* [What you should do]:
Your answer should be a single number: the count of lines that include the word "color".

Listed records start

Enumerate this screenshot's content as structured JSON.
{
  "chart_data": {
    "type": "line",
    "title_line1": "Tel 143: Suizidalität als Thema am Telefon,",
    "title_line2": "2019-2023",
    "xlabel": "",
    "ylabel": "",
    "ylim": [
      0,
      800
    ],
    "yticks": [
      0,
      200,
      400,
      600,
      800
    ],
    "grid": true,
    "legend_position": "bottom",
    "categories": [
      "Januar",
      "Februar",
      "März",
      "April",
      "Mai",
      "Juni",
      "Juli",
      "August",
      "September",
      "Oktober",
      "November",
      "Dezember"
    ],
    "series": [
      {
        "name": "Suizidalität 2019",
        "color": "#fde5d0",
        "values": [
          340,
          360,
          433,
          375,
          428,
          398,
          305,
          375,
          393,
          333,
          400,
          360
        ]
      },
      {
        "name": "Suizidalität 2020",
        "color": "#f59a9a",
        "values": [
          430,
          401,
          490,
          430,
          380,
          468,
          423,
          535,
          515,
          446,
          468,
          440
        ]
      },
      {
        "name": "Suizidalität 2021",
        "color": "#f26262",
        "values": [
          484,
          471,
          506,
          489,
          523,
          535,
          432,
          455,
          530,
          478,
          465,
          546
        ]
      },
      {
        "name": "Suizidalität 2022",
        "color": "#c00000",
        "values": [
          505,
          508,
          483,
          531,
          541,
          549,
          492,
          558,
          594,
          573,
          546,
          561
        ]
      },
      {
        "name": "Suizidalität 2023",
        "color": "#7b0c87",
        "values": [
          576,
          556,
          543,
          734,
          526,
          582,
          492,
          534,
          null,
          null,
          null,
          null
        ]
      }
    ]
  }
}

Listed records end

* [Answer for this exercise]:
5